What you will do
Please copy out the data below with "x-tick-label" swapped for "x-axis-label" wherever it occurs. Leave everything else unchanged.
★ ★ ★ ★
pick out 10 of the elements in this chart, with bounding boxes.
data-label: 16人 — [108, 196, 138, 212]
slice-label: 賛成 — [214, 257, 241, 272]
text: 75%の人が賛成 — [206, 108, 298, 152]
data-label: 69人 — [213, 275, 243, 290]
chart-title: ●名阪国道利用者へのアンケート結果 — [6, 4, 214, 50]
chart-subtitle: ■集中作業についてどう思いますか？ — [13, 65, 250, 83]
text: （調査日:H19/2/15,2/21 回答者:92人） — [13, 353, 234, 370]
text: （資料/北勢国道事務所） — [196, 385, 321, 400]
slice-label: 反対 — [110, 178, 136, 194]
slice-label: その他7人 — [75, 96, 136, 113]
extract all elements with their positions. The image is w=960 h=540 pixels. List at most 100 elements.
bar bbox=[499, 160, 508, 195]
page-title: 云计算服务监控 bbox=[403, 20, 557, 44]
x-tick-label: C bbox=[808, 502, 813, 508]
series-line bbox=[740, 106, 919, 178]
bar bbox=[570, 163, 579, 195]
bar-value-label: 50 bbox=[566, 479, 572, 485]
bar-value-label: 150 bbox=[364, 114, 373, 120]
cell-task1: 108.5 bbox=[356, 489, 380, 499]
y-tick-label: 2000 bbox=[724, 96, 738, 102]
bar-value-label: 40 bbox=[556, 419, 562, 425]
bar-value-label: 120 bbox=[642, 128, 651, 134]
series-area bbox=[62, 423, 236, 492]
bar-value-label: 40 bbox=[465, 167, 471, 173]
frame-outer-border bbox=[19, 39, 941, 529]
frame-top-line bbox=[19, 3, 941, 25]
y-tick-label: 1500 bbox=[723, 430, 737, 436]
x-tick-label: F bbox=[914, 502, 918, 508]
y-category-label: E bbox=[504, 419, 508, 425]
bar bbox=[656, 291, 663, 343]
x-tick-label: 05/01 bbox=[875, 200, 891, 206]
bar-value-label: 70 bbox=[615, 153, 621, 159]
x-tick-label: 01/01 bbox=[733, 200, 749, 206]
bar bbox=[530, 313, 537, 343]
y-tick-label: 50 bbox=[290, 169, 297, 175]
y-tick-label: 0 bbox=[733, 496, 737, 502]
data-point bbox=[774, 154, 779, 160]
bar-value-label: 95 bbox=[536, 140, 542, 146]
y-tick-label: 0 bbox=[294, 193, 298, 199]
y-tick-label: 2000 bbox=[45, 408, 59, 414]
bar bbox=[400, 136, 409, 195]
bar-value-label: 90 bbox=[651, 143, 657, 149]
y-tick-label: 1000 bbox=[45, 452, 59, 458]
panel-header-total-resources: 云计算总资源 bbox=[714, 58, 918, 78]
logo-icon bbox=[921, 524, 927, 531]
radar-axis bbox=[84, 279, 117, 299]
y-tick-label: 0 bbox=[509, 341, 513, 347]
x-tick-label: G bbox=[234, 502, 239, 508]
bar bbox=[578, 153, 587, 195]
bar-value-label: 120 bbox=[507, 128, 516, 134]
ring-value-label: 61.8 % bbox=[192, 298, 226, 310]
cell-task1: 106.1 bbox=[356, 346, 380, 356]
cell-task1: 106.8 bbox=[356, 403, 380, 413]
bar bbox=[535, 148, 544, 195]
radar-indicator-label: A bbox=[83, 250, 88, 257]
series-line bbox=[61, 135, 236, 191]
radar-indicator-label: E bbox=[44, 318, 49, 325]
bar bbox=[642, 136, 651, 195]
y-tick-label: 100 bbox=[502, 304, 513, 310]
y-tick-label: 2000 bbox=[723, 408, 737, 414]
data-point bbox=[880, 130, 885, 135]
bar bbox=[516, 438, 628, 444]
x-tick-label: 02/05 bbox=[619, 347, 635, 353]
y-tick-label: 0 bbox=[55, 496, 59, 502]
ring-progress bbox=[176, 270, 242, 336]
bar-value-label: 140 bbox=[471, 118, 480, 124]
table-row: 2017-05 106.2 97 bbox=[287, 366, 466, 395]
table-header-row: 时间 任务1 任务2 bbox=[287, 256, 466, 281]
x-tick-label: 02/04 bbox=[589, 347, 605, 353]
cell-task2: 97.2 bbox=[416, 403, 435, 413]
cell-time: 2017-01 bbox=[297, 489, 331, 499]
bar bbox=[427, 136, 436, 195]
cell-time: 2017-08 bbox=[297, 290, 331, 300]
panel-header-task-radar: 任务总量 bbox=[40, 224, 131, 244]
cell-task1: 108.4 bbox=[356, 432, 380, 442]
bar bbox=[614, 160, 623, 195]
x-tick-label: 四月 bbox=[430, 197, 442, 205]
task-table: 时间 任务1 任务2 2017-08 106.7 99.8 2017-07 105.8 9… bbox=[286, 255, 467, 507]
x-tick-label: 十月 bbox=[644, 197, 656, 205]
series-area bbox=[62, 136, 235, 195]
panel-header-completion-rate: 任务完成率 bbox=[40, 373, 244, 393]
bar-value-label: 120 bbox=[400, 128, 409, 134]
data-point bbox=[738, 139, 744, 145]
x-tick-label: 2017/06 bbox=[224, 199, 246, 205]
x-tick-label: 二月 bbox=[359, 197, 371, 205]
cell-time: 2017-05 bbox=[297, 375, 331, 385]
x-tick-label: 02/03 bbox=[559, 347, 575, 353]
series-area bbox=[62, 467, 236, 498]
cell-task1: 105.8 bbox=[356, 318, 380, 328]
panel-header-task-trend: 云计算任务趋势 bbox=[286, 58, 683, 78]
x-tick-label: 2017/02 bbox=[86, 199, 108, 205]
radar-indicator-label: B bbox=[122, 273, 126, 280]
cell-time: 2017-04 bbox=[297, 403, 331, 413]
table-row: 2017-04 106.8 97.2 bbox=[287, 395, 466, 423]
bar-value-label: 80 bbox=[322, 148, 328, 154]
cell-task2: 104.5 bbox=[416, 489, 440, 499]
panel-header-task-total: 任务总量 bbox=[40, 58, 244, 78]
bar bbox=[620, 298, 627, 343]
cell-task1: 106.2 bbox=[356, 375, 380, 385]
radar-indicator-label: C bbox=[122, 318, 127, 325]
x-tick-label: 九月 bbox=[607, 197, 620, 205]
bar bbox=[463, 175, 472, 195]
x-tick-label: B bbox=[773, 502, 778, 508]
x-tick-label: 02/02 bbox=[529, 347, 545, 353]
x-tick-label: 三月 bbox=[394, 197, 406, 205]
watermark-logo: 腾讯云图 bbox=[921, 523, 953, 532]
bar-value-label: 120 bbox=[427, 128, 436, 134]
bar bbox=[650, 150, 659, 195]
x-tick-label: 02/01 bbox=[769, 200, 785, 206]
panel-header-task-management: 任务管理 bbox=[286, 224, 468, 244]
★ ★ ★ ★
Task answer
pick out 10 of the elements in this chart, with bounding boxes.
data-label: 16人 — [108, 196, 138, 212]
slice-label: 賛成 — [214, 257, 241, 272]
text: 75%の人が賛成 — [206, 108, 298, 152]
data-label: 69人 — [213, 275, 243, 290]
chart-title: ●名阪国道利用者へのアンケート結果 — [6, 4, 214, 50]
chart-subtitle: ■集中作業についてどう思いますか？ — [13, 65, 250, 83]
text: （調査日:H19/2/15,2/21 回答者:92人） — [13, 353, 234, 370]
text: （資料/北勢国道事務所） — [196, 385, 321, 400]
slice-label: 反対 — [110, 178, 136, 194]
slice-label: その他7人 — [75, 96, 136, 113]
extract all elements with their positions. The image is w=960 h=540 pixels. List at most 100 elements.
bar bbox=[499, 160, 508, 195]
page-title: 云计算服务监控 bbox=[403, 20, 557, 44]
x-axis-label: C bbox=[808, 502, 813, 508]
series-line bbox=[740, 106, 919, 178]
bar bbox=[570, 163, 579, 195]
bar-value-label: 50 bbox=[566, 479, 572, 485]
bar-value-label: 150 bbox=[364, 114, 373, 120]
cell-task1: 108.5 bbox=[356, 489, 380, 499]
y-tick-label: 2000 bbox=[724, 96, 738, 102]
bar-value-label: 40 bbox=[556, 419, 562, 425]
bar-value-label: 120 bbox=[642, 128, 651, 134]
series-area bbox=[62, 423, 236, 492]
bar-value-label: 40 bbox=[465, 167, 471, 173]
frame-outer-border bbox=[19, 39, 941, 529]
frame-top-line bbox=[19, 3, 941, 25]
y-tick-label: 1500 bbox=[723, 430, 737, 436]
x-axis-label: F bbox=[914, 502, 918, 508]
y-category-label: E bbox=[504, 419, 508, 425]
bar bbox=[656, 291, 663, 343]
x-axis-label: 05/01 bbox=[875, 200, 891, 206]
bar-value-label: 70 bbox=[615, 153, 621, 159]
x-axis-label: 01/01 bbox=[733, 200, 749, 206]
bar bbox=[530, 313, 537, 343]
y-tick-label: 50 bbox=[290, 169, 297, 175]
y-tick-label: 0 bbox=[733, 496, 737, 502]
data-point bbox=[774, 154, 779, 160]
bar-value-label: 95 bbox=[536, 140, 542, 146]
y-tick-label: 0 bbox=[294, 193, 298, 199]
y-tick-label: 2000 bbox=[45, 408, 59, 414]
bar bbox=[400, 136, 409, 195]
bar-value-label: 90 bbox=[651, 143, 657, 149]
y-tick-label: 1000 bbox=[45, 452, 59, 458]
panel-header-total-resources: 云计算总资源 bbox=[714, 58, 918, 78]
logo-icon bbox=[921, 524, 927, 531]
radar-axis bbox=[84, 279, 117, 299]
y-tick-label: 0 bbox=[509, 341, 513, 347]
x-axis-label: G bbox=[234, 502, 239, 508]
bar bbox=[578, 153, 587, 195]
bar-value-label: 120 bbox=[507, 128, 516, 134]
ring-value-label: 61.8 % bbox=[192, 298, 226, 310]
cell-task1: 106.1 bbox=[356, 346, 380, 356]
cell-task1: 106.8 bbox=[356, 403, 380, 413]
bar bbox=[535, 148, 544, 195]
radar-indicator-label: A bbox=[83, 250, 88, 257]
series-line bbox=[61, 135, 236, 191]
radar-indicator-label: E bbox=[44, 318, 49, 325]
bar bbox=[642, 136, 651, 195]
y-tick-label: 100 bbox=[502, 304, 513, 310]
y-tick-label: 2000 bbox=[723, 408, 737, 414]
data-point bbox=[880, 130, 885, 135]
bar bbox=[516, 438, 628, 444]
x-axis-label: 02/05 bbox=[619, 347, 635, 353]
y-tick-label: 0 bbox=[55, 496, 59, 502]
ring-progress bbox=[176, 270, 242, 336]
bar-value-label: 140 bbox=[471, 118, 480, 124]
table-row: 2017-05 106.2 97 bbox=[287, 366, 466, 395]
table-header-row: 时间 任务1 任务2 bbox=[287, 256, 466, 281]
x-axis-label: 02/04 bbox=[589, 347, 605, 353]
cell-task2: 97.2 bbox=[416, 403, 435, 413]
cell-time: 2017-01 bbox=[297, 489, 331, 499]
bar bbox=[427, 136, 436, 195]
cell-time: 2017-08 bbox=[297, 290, 331, 300]
panel-header-task-radar: 任务总量 bbox=[40, 224, 131, 244]
cell-task1: 108.4 bbox=[356, 432, 380, 442]
bar bbox=[614, 160, 623, 195]
x-axis-label: 四月 bbox=[430, 197, 442, 205]
task-table: 时间 任务1 任务2 2017-08 106.7 99.8 2017-07 105.8 9… bbox=[286, 255, 467, 507]
x-axis-label: 十月 bbox=[644, 197, 656, 205]
series-area bbox=[62, 136, 235, 195]
panel-header-completion-rate: 任务完成率 bbox=[40, 373, 244, 393]
bar-value-label: 120 bbox=[400, 128, 409, 134]
data-point bbox=[738, 139, 744, 145]
x-axis-label: 2017/06 bbox=[224, 199, 246, 205]
x-axis-label: 二月 bbox=[359, 197, 371, 205]
cell-time: 2017-05 bbox=[297, 375, 331, 385]
x-axis-label: 02/03 bbox=[559, 347, 575, 353]
series-area bbox=[62, 467, 236, 498]
cell-task1: 105.8 bbox=[356, 318, 380, 328]
panel-header-task-trend: 云计算任务趋势 bbox=[286, 58, 683, 78]
x-axis-label: 2017/02 bbox=[86, 199, 108, 205]
radar-indicator-label: B bbox=[122, 273, 126, 280]
cell-time: 2017-04 bbox=[297, 403, 331, 413]
table-row: 2017-04 106.8 97.2 bbox=[287, 395, 466, 423]
bar-value-label: 80 bbox=[322, 148, 328, 154]
cell-task2: 104.5 bbox=[416, 489, 440, 499]
panel-header-task-total: 任务总量 bbox=[40, 58, 244, 78]
bar bbox=[620, 298, 627, 343]
cell-task1: 106.2 bbox=[356, 375, 380, 385]
radar-indicator-label: C bbox=[122, 318, 127, 325]
x-axis-label: 九月 bbox=[607, 197, 620, 205]
bar bbox=[463, 175, 472, 195]
x-axis-label: B bbox=[773, 502, 778, 508]
x-axis-label: 02/02 bbox=[529, 347, 545, 353]
x-axis-label: 三月 bbox=[394, 197, 406, 205]
watermark-logo: 腾讯云图 bbox=[921, 523, 953, 532]
bar-value-label: 120 bbox=[427, 128, 436, 134]
bar bbox=[650, 150, 659, 195]
x-axis-label: 02/01 bbox=[769, 200, 785, 206]
panel-header-task-management: 任务管理 bbox=[286, 224, 468, 244]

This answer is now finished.